-- START Input data --
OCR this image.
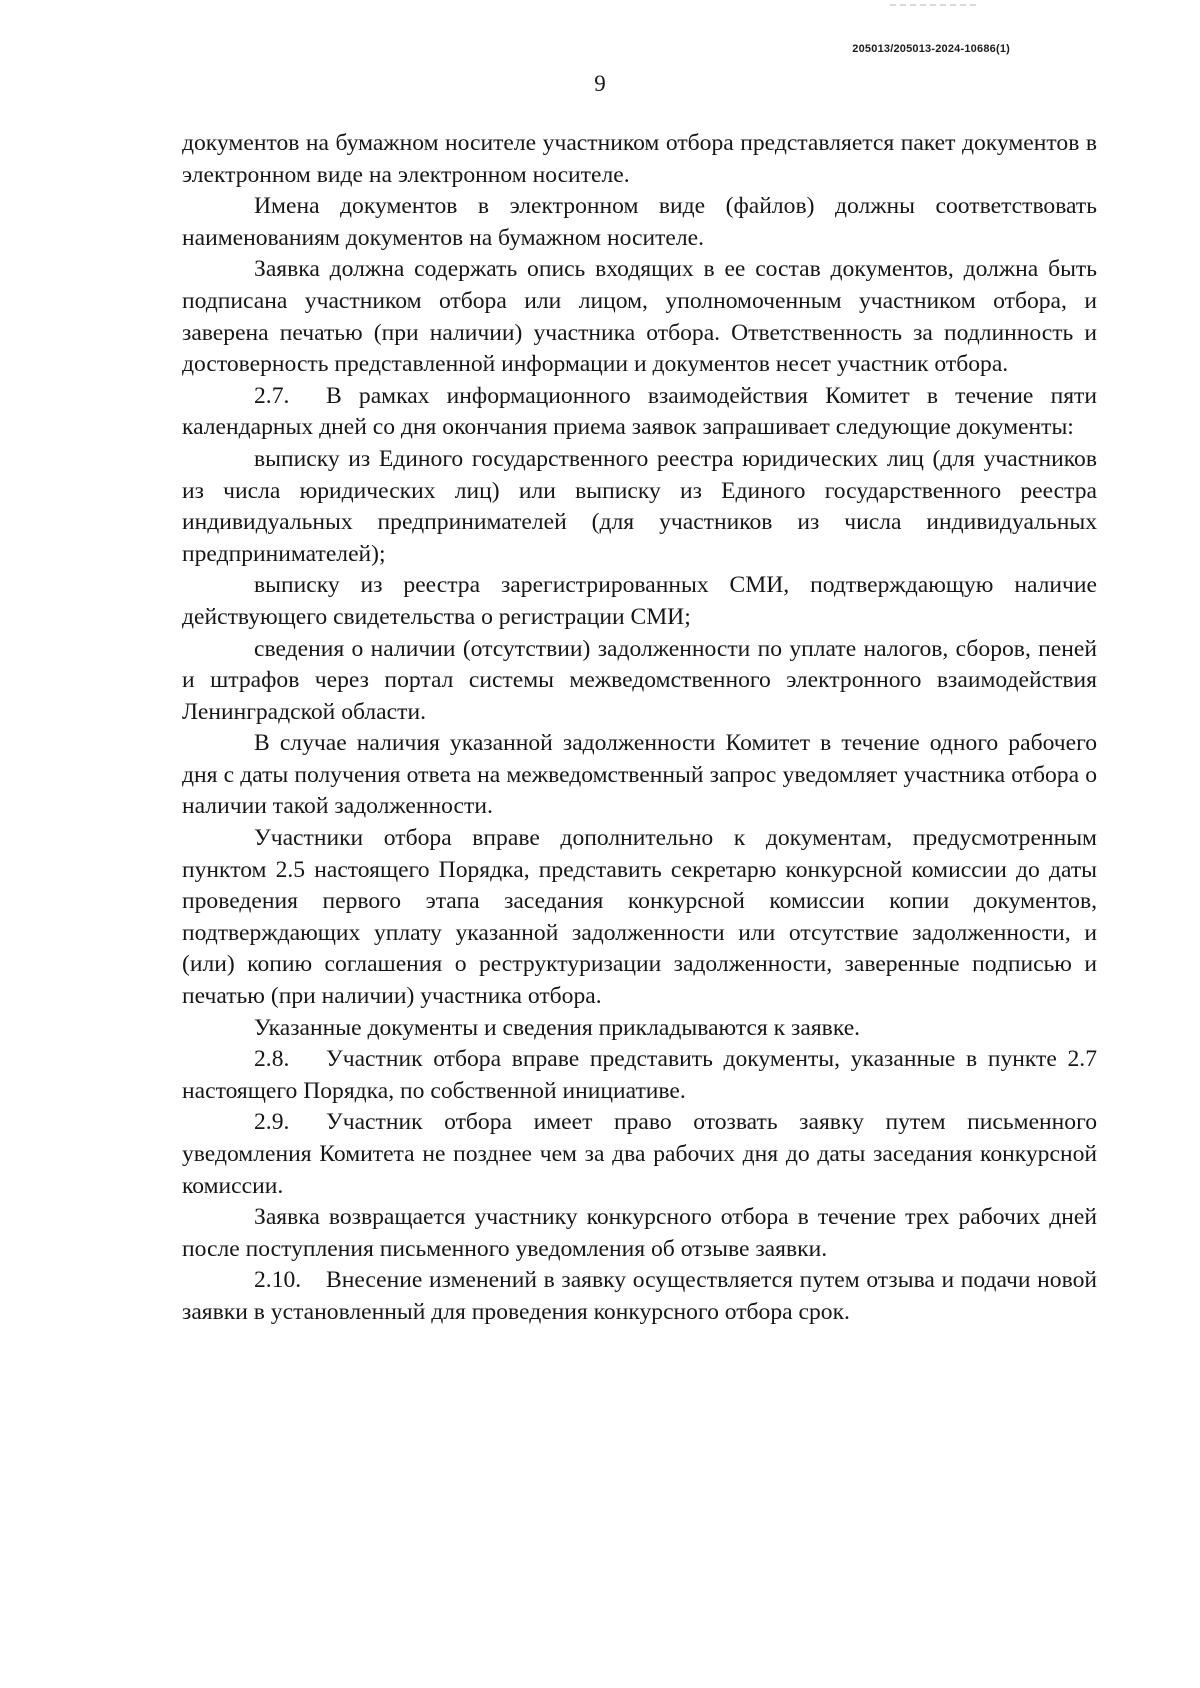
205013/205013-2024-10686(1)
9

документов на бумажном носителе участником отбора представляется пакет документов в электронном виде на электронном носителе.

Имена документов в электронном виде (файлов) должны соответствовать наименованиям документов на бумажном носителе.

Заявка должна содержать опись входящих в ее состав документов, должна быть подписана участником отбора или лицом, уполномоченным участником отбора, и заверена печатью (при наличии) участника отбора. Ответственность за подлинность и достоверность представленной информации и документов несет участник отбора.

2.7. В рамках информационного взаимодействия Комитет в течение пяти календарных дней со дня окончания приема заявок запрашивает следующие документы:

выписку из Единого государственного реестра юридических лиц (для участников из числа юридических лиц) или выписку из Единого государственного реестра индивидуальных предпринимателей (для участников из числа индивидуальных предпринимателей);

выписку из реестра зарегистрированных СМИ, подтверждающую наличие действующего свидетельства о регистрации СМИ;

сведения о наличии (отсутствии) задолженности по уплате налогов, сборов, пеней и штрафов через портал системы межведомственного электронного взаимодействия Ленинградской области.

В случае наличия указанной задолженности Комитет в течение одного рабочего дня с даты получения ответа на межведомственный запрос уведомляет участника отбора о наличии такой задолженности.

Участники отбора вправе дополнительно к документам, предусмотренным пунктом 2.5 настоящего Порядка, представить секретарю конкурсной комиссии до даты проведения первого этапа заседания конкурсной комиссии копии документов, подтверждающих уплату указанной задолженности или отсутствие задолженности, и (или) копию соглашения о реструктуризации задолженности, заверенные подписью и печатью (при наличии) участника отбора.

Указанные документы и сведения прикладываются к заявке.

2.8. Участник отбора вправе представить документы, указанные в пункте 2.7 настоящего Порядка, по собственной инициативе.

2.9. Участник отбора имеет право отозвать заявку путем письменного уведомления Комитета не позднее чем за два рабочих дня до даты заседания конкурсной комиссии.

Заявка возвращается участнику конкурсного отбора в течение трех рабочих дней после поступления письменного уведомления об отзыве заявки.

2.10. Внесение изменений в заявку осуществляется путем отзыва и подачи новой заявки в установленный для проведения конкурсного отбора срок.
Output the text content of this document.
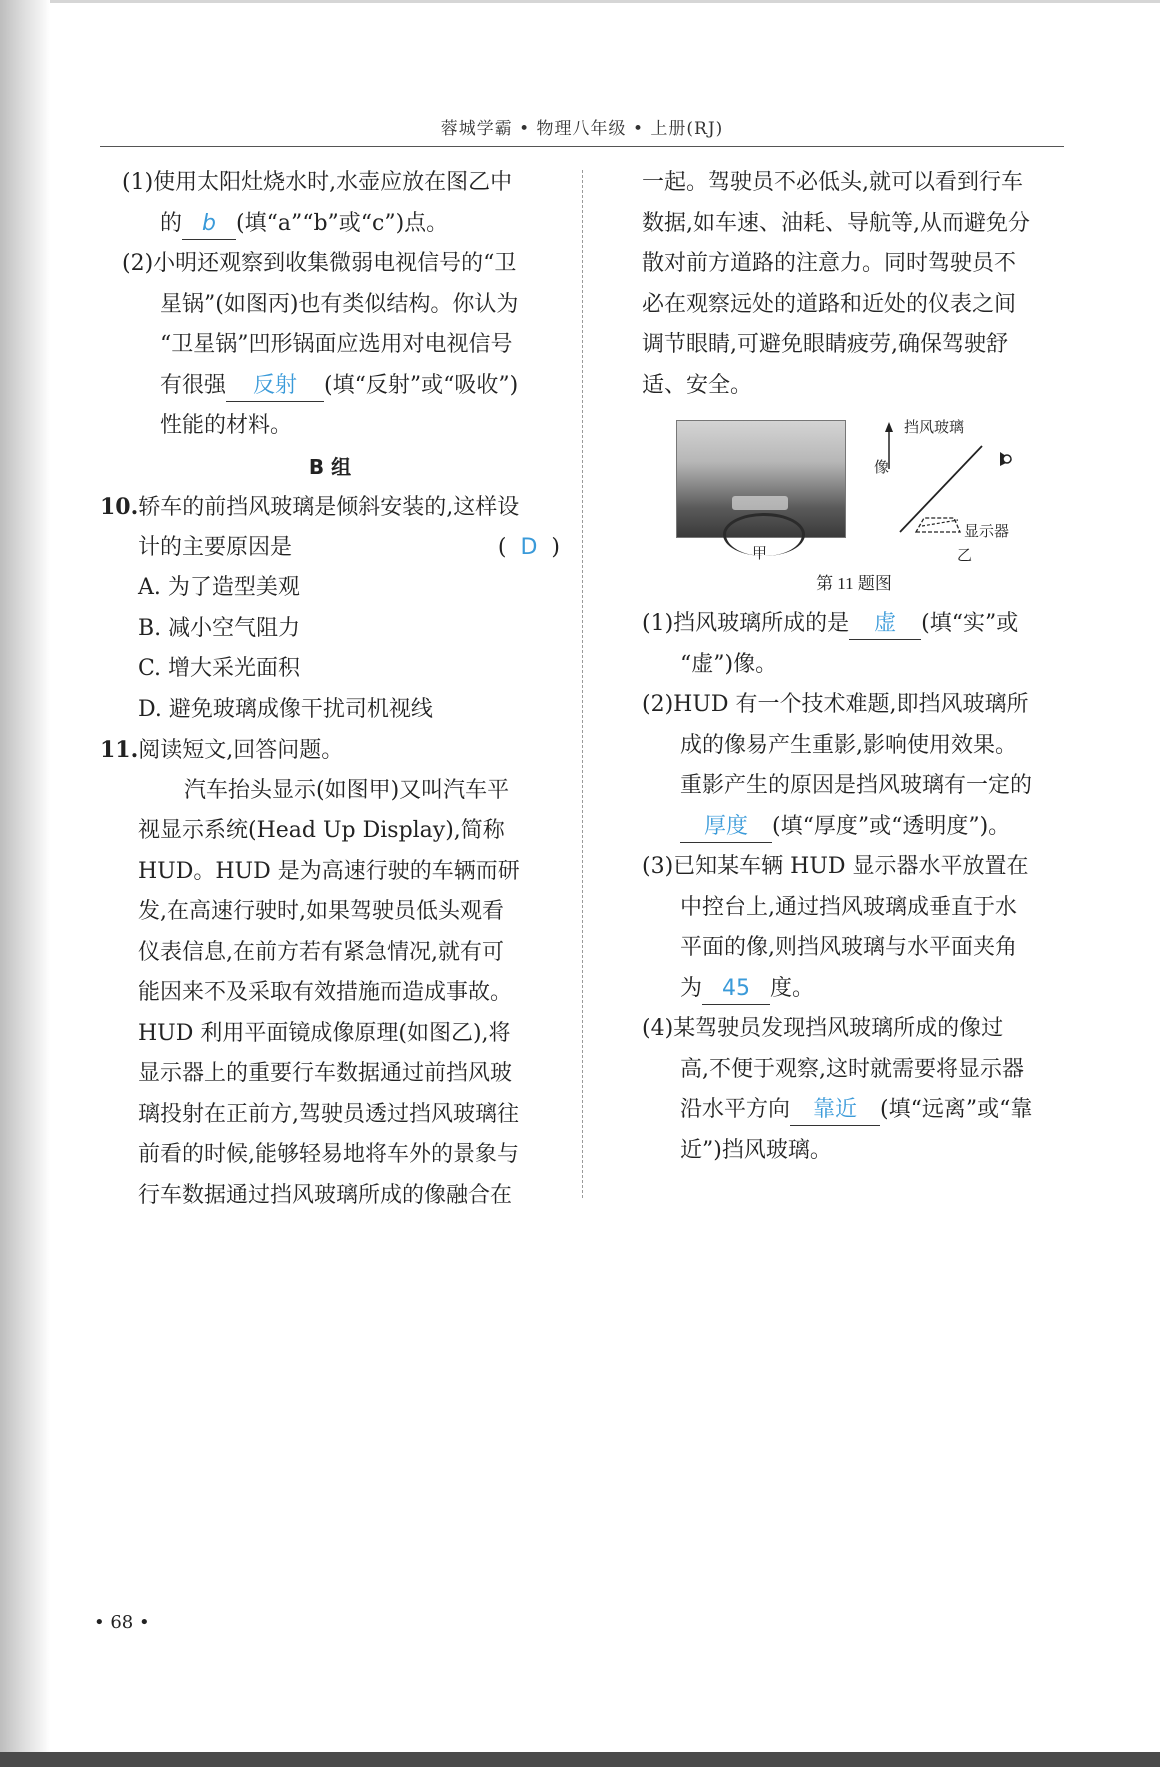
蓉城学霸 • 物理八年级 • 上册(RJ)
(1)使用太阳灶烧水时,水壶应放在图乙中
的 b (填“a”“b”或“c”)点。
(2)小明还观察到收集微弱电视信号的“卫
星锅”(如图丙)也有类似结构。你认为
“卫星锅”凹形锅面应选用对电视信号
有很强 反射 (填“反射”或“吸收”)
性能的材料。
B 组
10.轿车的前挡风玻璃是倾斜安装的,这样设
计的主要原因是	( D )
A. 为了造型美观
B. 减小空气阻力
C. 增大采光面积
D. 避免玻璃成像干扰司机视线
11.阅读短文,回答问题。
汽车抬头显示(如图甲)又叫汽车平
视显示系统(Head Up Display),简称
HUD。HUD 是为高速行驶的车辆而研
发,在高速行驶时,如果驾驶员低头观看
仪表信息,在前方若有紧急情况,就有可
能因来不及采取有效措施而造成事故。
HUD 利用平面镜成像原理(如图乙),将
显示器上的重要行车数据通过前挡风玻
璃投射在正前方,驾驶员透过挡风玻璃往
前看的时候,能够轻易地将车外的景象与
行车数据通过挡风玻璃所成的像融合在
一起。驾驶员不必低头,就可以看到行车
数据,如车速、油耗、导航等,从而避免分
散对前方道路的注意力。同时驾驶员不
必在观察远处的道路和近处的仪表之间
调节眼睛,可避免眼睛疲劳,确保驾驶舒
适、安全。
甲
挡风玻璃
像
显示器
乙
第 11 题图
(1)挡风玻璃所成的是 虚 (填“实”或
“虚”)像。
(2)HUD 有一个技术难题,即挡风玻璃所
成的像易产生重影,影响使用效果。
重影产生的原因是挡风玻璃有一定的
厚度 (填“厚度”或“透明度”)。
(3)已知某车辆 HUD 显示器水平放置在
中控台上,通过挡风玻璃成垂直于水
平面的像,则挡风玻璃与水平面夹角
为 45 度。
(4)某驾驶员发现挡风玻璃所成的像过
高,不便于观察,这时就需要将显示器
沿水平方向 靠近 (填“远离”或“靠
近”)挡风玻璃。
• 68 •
-- END Input data --
» **Exercise prompt**: Except for the pictures, give all the material above again verbatim.

» **Result of the exercise**:
OCR this image.
205013/205013-2024-10686(1)
9

документов на бумажном носителе участником отбора представляется пакет документов в электронном виде на электронном носителе.

Имена документов в электронном виде (файлов) должны соответствовать наименованиям документов на бумажном носителе.

Заявка должна содержать опись входящих в ее состав документов, должна быть подписана участником отбора или лицом, уполномоченным участником отбора, и заверена печатью (при наличии) участника отбора. Ответственность за подлинность и достоверность представленной информации и документов несет участник отбора.

2.7. В рамках информационного взаимодействия Комитет в течение пяти календарных дней со дня окончания приема заявок запрашивает следующие документы:

выписку из Единого государственного реестра юридических лиц (для участников из числа юридических лиц) или выписку из Единого государственного реестра индивидуальных предпринимателей (для участников из числа индивидуальных предпринимателей);

выписку из реестра зарегистрированных СМИ, подтверждающую наличие действующего свидетельства о регистрации СМИ;

сведения о наличии (отсутствии) задолженности по уплате налогов, сборов, пеней и штрафов через портал системы межведомственного электронного взаимодействия Ленинградской области.

В случае наличия указанной задолженности Комитет в течение одного рабочего дня с даты получения ответа на межведомственный запрос уведомляет участника отбора о наличии такой задолженности.

Участники отбора вправе дополнительно к документам, предусмотренным пунктом 2.5 настоящего Порядка, представить секретарю конкурсной комиссии до даты проведения первого этапа заседания конкурсной комиссии копии документов, подтверждающих уплату указанной задолженности или отсутствие задолженности, и (или) копию соглашения о реструктуризации задолженности, заверенные подписью и печатью (при наличии) участника отбора.

Указанные документы и сведения прикладываются к заявке.

2.8. Участник отбора вправе представить документы, указанные в пункте 2.7 настоящего Порядка, по собственной инициативе.

2.9. Участник отбора имеет право отозвать заявку путем письменного уведомления Комитета не позднее чем за два рабочих дня до даты заседания конкурсной комиссии.

Заявка возвращается участнику конкурсного отбора в течение трех рабочих дней после поступления письменного уведомления об отзыве заявки.

2.10. Внесение изменений в заявку осуществляется путем отзыва и подачи новой заявки в установленный для проведения конкурсного отбора срок.
Output the text content of this document.
蓉城学霸 • 物理八年级 • 上册(RJ)
(1)使用太阳灶烧水时,水壶应放在图乙中
的 b (填“a”“b”或“c”)点。
(2)小明还观察到收集微弱电视信号的“卫
星锅”(如图丙)也有类似结构。你认为
“卫星锅”凹形锅面应选用对电视信号
有很强 反射 (填“反射”或“吸收”)
性能的材料。
B 组
10.轿车的前挡风玻璃是倾斜安装的,这样设
计的主要原因是	( D )
A. 为了造型美观
B. 减小空气阻力
C. 增大采光面积
D. 避免玻璃成像干扰司机视线
11.阅读短文,回答问题。
汽车抬头显示(如图甲)又叫汽车平
视显示系统(Head Up Display),简称
HUD。HUD 是为高速行驶的车辆而研
发,在高速行驶时,如果驾驶员低头观看
仪表信息,在前方若有紧急情况,就有可
能因来不及采取有效措施而造成事故。
HUD 利用平面镜成像原理(如图乙),将
显示器上的重要行车数据通过前挡风玻
璃投射在正前方,驾驶员透过挡风玻璃往
前看的时候,能够轻易地将车外的景象与
行车数据通过挡风玻璃所成的像融合在
一起。驾驶员不必低头,就可以看到行车
数据,如车速、油耗、导航等,从而避免分
散对前方道路的注意力。同时驾驶员不
必在观察远处的道路和近处的仪表之间
调节眼睛,可避免眼睛疲劳,确保驾驶舒
适、安全。
甲
挡风玻璃
像
显示器
乙
第 11 题图
(1)挡风玻璃所成的是 虚 (填“实”或
“虚”)像。
(2)HUD 有一个技术难题,即挡风玻璃所
成的像易产生重影,影响使用效果。
重影产生的原因是挡风玻璃有一定的
厚度 (填“厚度”或“透明度”)。
(3)已知某车辆 HUD 显示器水平放置在
中控台上,通过挡风玻璃成垂直于水
平面的像,则挡风玻璃与水平面夹角
为 45 度。
(4)某驾驶员发现挡风玻璃所成的像过
高,不便于观察,这时就需要将显示器
沿水平方向 靠近 (填“远离”或“靠
近”)挡风玻璃。
• 68 •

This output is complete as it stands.